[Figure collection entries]
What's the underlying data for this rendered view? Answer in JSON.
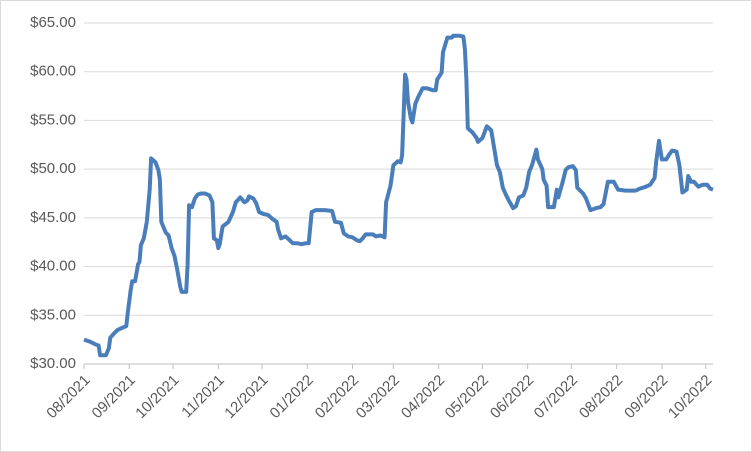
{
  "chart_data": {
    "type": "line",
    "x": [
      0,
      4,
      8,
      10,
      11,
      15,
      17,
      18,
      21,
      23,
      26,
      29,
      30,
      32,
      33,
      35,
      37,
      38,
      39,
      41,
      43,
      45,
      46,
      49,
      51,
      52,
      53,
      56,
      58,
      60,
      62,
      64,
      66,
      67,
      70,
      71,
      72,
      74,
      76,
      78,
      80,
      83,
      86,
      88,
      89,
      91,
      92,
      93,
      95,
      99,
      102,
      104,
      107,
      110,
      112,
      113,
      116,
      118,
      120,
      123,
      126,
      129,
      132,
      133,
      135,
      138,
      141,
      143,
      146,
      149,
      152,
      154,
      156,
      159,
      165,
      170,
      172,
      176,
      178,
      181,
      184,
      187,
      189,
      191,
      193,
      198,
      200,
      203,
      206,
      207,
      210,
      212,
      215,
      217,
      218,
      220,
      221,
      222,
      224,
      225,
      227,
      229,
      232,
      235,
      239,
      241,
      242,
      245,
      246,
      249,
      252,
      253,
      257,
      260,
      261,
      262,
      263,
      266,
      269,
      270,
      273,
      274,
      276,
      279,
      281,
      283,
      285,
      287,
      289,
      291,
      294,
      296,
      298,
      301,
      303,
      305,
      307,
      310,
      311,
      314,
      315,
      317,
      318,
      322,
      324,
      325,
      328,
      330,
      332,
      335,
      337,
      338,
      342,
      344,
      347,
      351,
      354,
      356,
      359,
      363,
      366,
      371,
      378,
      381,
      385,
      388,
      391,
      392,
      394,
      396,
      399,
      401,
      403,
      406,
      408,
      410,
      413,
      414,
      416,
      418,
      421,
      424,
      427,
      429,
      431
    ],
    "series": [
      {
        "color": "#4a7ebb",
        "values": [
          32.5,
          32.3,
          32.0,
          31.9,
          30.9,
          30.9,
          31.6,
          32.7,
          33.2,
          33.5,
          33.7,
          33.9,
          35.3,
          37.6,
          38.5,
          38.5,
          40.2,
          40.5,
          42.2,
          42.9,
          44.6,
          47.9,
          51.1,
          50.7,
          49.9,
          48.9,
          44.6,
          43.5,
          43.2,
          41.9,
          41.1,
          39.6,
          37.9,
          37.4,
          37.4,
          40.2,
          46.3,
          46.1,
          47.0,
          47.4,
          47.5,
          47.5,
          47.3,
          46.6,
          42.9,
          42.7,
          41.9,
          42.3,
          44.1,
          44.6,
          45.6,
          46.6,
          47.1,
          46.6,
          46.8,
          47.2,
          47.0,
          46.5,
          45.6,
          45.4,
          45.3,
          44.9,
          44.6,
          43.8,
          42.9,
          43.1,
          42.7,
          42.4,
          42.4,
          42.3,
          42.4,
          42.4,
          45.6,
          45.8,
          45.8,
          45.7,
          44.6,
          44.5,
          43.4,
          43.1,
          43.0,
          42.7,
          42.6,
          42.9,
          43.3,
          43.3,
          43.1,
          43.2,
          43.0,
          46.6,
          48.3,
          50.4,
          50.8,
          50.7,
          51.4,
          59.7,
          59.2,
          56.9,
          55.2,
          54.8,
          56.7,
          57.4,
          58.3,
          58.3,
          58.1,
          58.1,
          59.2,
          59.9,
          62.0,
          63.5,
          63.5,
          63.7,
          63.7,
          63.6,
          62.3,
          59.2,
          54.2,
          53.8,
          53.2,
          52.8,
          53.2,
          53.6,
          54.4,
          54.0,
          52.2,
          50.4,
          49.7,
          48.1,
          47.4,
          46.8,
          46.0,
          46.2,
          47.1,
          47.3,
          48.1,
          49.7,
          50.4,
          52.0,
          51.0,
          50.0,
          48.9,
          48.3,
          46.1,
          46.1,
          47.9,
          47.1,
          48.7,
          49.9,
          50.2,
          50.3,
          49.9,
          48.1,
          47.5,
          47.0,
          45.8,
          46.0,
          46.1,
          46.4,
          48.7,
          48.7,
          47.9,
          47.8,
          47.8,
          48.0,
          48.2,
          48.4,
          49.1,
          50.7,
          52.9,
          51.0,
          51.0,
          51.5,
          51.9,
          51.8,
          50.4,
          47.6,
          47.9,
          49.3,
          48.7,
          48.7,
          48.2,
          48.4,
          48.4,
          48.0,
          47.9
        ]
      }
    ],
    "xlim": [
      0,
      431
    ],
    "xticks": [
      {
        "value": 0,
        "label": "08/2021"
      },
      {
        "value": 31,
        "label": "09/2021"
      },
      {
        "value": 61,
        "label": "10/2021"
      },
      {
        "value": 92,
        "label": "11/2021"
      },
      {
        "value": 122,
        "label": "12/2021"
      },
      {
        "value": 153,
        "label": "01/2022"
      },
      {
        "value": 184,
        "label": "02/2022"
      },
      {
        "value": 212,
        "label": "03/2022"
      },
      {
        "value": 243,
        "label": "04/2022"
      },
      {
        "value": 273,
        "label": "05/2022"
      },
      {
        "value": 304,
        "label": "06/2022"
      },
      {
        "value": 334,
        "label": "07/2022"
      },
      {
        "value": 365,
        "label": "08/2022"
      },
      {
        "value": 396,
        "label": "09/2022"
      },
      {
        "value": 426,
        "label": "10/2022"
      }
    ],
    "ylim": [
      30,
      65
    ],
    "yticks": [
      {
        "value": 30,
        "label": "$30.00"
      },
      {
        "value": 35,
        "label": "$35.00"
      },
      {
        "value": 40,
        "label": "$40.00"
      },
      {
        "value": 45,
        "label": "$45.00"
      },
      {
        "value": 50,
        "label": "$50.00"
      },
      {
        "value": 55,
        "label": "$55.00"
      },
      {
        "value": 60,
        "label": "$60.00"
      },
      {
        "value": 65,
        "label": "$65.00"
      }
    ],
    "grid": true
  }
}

→ DIRECTIVE
Without the pictures, print the whole listing exactly as given.

→ CORRECT RESPONSE
What's the underlying data for this rendered view? Answer in JSON.
{
  "chart_data": {
    "type": "line",
    "x": [
      0,
      4,
      8,
      10,
      11,
      15,
      17,
      18,
      21,
      23,
      26,
      29,
      30,
      32,
      33,
      35,
      37,
      38,
      39,
      41,
      43,
      45,
      46,
      49,
      51,
      52,
      53,
      56,
      58,
      60,
      62,
      64,
      66,
      67,
      70,
      71,
      72,
      74,
      76,
      78,
      80,
      83,
      86,
      88,
      89,
      91,
      92,
      93,
      95,
      99,
      102,
      104,
      107,
      110,
      112,
      113,
      116,
      118,
      120,
      123,
      126,
      129,
      132,
      133,
      135,
      138,
      141,
      143,
      146,
      149,
      152,
      154,
      156,
      159,
      165,
      170,
      172,
      176,
      178,
      181,
      184,
      187,
      189,
      191,
      193,
      198,
      200,
      203,
      206,
      207,
      210,
      212,
      215,
      217,
      218,
      220,
      221,
      222,
      224,
      225,
      227,
      229,
      232,
      235,
      239,
      241,
      242,
      245,
      246,
      249,
      252,
      253,
      257,
      260,
      261,
      262,
      263,
      266,
      269,
      270,
      273,
      274,
      276,
      279,
      281,
      283,
      285,
      287,
      289,
      291,
      294,
      296,
      298,
      301,
      303,
      305,
      307,
      310,
      311,
      314,
      315,
      317,
      318,
      322,
      324,
      325,
      328,
      330,
      332,
      335,
      337,
      338,
      342,
      344,
      347,
      351,
      354,
      356,
      359,
      363,
      366,
      371,
      378,
      381,
      385,
      388,
      391,
      392,
      394,
      396,
      399,
      401,
      403,
      406,
      408,
      410,
      413,
      414,
      416,
      418,
      421,
      424,
      427,
      429,
      431
    ],
    "series": [
      {
        "color": "#4a7ebb",
        "values": [
          32.5,
          32.3,
          32.0,
          31.9,
          30.9,
          30.9,
          31.6,
          32.7,
          33.2,
          33.5,
          33.7,
          33.9,
          35.3,
          37.6,
          38.5,
          38.5,
          40.2,
          40.5,
          42.2,
          42.9,
          44.6,
          47.9,
          51.1,
          50.7,
          49.9,
          48.9,
          44.6,
          43.5,
          43.2,
          41.9,
          41.1,
          39.6,
          37.9,
          37.4,
          37.4,
          40.2,
          46.3,
          46.1,
          47.0,
          47.4,
          47.5,
          47.5,
          47.3,
          46.6,
          42.9,
          42.7,
          41.9,
          42.3,
          44.1,
          44.6,
          45.6,
          46.6,
          47.1,
          46.6,
          46.8,
          47.2,
          47.0,
          46.5,
          45.6,
          45.4,
          45.3,
          44.9,
          44.6,
          43.8,
          42.9,
          43.1,
          42.7,
          42.4,
          42.4,
          42.3,
          42.4,
          42.4,
          45.6,
          45.8,
          45.8,
          45.7,
          44.6,
          44.5,
          43.4,
          43.1,
          43.0,
          42.7,
          42.6,
          42.9,
          43.3,
          43.3,
          43.1,
          43.2,
          43.0,
          46.6,
          48.3,
          50.4,
          50.8,
          50.7,
          51.4,
          59.7,
          59.2,
          56.9,
          55.2,
          54.8,
          56.7,
          57.4,
          58.3,
          58.3,
          58.1,
          58.1,
          59.2,
          59.9,
          62.0,
          63.5,
          63.5,
          63.7,
          63.7,
          63.6,
          62.3,
          59.2,
          54.2,
          53.8,
          53.2,
          52.8,
          53.2,
          53.6,
          54.4,
          54.0,
          52.2,
          50.4,
          49.7,
          48.1,
          47.4,
          46.8,
          46.0,
          46.2,
          47.1,
          47.3,
          48.1,
          49.7,
          50.4,
          52.0,
          51.0,
          50.0,
          48.9,
          48.3,
          46.1,
          46.1,
          47.9,
          47.1,
          48.7,
          49.9,
          50.2,
          50.3,
          49.9,
          48.1,
          47.5,
          47.0,
          45.8,
          46.0,
          46.1,
          46.4,
          48.7,
          48.7,
          47.9,
          47.8,
          47.8,
          48.0,
          48.2,
          48.4,
          49.1,
          50.7,
          52.9,
          51.0,
          51.0,
          51.5,
          51.9,
          51.8,
          50.4,
          47.6,
          47.9,
          49.3,
          48.7,
          48.7,
          48.2,
          48.4,
          48.4,
          48.0,
          47.9
        ]
      }
    ],
    "xlim": [
      0,
      431
    ],
    "xticks": [
      {
        "value": 0,
        "label": "08/2021"
      },
      {
        "value": 31,
        "label": "09/2021"
      },
      {
        "value": 61,
        "label": "10/2021"
      },
      {
        "value": 92,
        "label": "11/2021"
      },
      {
        "value": 122,
        "label": "12/2021"
      },
      {
        "value": 153,
        "label": "01/2022"
      },
      {
        "value": 184,
        "label": "02/2022"
      },
      {
        "value": 212,
        "label": "03/2022"
      },
      {
        "value": 243,
        "label": "04/2022"
      },
      {
        "value": 273,
        "label": "05/2022"
      },
      {
        "value": 304,
        "label": "06/2022"
      },
      {
        "value": 334,
        "label": "07/2022"
      },
      {
        "value": 365,
        "label": "08/2022"
      },
      {
        "value": 396,
        "label": "09/2022"
      },
      {
        "value": 426,
        "label": "10/2022"
      }
    ],
    "ylim": [
      30,
      65
    ],
    "yticks": [
      {
        "value": 30,
        "label": "$30.00"
      },
      {
        "value": 35,
        "label": "$35.00"
      },
      {
        "value": 40,
        "label": "$40.00"
      },
      {
        "value": 45,
        "label": "$45.00"
      },
      {
        "value": 50,
        "label": "$50.00"
      },
      {
        "value": 55,
        "label": "$55.00"
      },
      {
        "value": 60,
        "label": "$60.00"
      },
      {
        "value": 65,
        "label": "$65.00"
      }
    ],
    "grid": true
  }
}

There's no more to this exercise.